Ancient Depiction Of Greek Fire
[source]

Country of origin: Byzantium

Purpose built: To destroy any and all enemies with devastation and terror

Years used: c. 7th century – 15th century A.D.

What is it? The Byzantines were the last bastion of the Roman Empire; the capital of Constantinople was the crown jewel of the land and the crossroads of the known world, serving as a meeting place for travellers all across Europe, Asia and north Africa. As such, the city was a highly coveted one, and the Byzantines had to vigorously defend it from invaders, in particular the Ottoman Turks. When the city finally fell to Sultan Mehmet II’s army in 1453, the Roman Empire finally came to an end after over 1500 years in existence.

As such a long-standing world power, the Byzantines needed to be clever in the defence of their empire, and in particular of the city of Constantinople. In addition to their elaborate city walls, buttresses and towers that were an essential part of their land defence, the Byzantine navy was arguably the greatest in the world throughout their existence. And essential to that was the weapon known as “Greek fire.”

It’s important to note a few things: the Byzantines weren’t Greek. Sure, they spoke the language, and shared many similar cultural customs, but I’m sure if you called a Byzantine a Greek back in the day, you probably would’ve got in a tussle for it. The name “Greek fire” comes from oversimplification of translated terms from accounts dating from after the founding of Byzantium.

Second: nobody knows the recipe for Greek fire anymore. It was a carefully guarded secret that was passed down from emperor to emperor, and as such, when Constantinople fell in 1453, the secret was lost as well. Historians have speculated that the formula was likely petroleum-based, and probably included such things as pitch, sulfur, pine or cedar resin, lime, and bitumen; it may have also contained gunpowder, or saltpeter, as historical accounts have said that it made a booming noise when fired.

Greek fire was used time and time again to defeat enemies of the Empire – it was used both in naval warfare and land battles. While it was certainly effective on land, it was even more effective on water; historical accounts seem to state that it actually ignited when it came in contact with water, and was basically impossible to put out – except with sand, vinegar, or urine.

Complete the following ::
- a) List every substance that the piece on Greek fire says could put the fire out.
- b) Do these statements agree with the piece on Greek fire? Answer yes or no for each, and quote the words that decide it. (i) Greek fire was used only in battles at sea. (ii) The secret of the recipe was lost when Constantinople fell in 1453. (iii) Historians think the formula was probably petroleum-based.
- c) Return the part of the piece on Greek fire from "Second: nobody knows" to "vinegar, or urine.", copied without changes.
The material that follows is separate from the piece on Greek fire.

Stored records ::
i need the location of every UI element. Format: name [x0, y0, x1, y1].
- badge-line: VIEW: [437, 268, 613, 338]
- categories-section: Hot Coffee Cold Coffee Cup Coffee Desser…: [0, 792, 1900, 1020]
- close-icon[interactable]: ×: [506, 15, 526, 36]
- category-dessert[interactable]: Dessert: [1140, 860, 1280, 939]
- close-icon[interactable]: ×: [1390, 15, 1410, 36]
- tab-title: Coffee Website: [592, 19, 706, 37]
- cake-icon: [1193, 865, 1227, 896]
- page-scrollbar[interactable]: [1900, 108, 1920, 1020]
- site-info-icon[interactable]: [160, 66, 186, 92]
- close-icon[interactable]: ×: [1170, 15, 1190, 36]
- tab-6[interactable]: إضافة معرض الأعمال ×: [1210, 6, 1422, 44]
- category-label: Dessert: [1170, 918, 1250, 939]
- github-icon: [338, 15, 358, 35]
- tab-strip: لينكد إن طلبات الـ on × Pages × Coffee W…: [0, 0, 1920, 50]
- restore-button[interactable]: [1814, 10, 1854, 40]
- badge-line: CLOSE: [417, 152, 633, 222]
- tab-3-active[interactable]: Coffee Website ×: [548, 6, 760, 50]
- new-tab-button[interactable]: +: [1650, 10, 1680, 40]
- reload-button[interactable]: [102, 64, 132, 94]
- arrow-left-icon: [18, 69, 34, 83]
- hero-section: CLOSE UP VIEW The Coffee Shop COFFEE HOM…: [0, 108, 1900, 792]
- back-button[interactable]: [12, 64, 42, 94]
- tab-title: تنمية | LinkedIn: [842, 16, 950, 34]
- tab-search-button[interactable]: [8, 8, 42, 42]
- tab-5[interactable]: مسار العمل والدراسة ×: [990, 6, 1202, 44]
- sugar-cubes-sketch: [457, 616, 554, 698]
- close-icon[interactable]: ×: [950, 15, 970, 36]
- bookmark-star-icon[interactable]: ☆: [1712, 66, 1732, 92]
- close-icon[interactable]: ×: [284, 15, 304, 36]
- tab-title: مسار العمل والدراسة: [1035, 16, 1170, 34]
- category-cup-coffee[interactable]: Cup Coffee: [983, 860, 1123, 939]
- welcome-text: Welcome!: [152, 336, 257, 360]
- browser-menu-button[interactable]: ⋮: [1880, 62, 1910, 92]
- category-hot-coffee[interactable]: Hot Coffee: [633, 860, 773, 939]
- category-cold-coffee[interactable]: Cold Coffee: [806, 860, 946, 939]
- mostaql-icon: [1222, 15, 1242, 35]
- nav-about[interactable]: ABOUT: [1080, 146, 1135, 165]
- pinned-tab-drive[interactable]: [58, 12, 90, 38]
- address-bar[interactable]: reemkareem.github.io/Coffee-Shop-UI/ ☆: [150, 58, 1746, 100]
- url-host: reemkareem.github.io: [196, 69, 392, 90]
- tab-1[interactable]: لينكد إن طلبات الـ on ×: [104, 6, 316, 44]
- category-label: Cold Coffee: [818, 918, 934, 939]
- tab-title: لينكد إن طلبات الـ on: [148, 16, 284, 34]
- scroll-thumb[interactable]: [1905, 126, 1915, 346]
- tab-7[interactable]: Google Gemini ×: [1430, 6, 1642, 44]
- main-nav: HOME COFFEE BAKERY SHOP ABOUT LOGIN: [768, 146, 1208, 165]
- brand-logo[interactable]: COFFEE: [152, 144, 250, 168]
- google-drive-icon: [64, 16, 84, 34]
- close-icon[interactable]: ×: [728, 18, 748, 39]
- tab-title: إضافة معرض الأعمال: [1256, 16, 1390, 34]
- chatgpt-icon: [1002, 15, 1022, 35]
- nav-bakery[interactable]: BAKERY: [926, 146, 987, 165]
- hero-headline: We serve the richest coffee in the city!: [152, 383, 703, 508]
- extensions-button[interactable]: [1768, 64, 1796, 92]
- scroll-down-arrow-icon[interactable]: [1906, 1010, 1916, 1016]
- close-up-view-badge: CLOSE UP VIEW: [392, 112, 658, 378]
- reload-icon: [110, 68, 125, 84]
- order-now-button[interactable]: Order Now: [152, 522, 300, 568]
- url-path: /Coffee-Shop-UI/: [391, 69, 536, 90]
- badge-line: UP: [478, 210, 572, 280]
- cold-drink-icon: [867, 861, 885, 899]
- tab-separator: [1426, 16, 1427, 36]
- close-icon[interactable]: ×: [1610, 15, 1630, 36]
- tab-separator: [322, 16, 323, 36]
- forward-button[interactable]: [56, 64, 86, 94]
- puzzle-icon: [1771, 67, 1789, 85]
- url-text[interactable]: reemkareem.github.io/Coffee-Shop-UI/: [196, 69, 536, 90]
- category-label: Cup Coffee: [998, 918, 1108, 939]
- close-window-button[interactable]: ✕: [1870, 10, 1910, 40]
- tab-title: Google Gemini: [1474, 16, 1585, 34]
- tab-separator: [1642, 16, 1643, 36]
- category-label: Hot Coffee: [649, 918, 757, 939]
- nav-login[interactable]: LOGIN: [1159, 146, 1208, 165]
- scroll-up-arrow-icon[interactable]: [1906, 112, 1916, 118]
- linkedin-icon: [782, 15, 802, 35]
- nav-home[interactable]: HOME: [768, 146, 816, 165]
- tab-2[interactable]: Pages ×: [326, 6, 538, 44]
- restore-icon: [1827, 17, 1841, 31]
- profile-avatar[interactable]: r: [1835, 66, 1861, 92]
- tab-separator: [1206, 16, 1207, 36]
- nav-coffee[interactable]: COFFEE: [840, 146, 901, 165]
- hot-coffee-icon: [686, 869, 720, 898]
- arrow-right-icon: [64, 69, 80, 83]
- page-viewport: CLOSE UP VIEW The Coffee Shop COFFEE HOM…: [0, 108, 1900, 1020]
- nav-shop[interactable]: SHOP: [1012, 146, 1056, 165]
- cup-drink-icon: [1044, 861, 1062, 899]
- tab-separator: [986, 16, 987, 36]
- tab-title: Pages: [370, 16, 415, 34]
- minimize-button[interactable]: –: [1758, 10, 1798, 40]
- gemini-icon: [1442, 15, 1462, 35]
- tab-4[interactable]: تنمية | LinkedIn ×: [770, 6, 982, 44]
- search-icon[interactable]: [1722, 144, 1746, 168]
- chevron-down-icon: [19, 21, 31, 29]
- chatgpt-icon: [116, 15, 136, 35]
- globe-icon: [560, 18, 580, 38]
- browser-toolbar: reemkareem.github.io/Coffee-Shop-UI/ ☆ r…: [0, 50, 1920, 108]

Responses ::
- a) sand, vinegar, urine

- b)
(i) No: "it was used both in naval warfare and land battles."
(ii) Yes: "when Constantinople fell in 1453, the secret was lost as well."
(iii) Yes: "Historians have speculated that the formula was likely petroleum-based"

- c)
Second: nobody knows the recipe for Greek fire anymore. It was a carefully guarded secret that was passed down from emperor to emperor, and as such, when Constantinople fell in 1453, the secret was lost as well. Historians have speculated that the formula was likely petroleum-based, and probably included such things as pitch, sulfur, pine or cedar resin, lime, and bitumen; it may have also contained gunpowder, or saltpeter, as historical accounts have said that it made a booming noise when fired.

Greek fire was used time and time again to defeat enemies of the Empire – it was used both in naval warfare and land battles. While it was certainly effective on land, it was even more effective on water; historical accounts seem to state that it actually ignited when it came in contact with water, and was basically impossible to put out – except with sand, vinegar, or urine.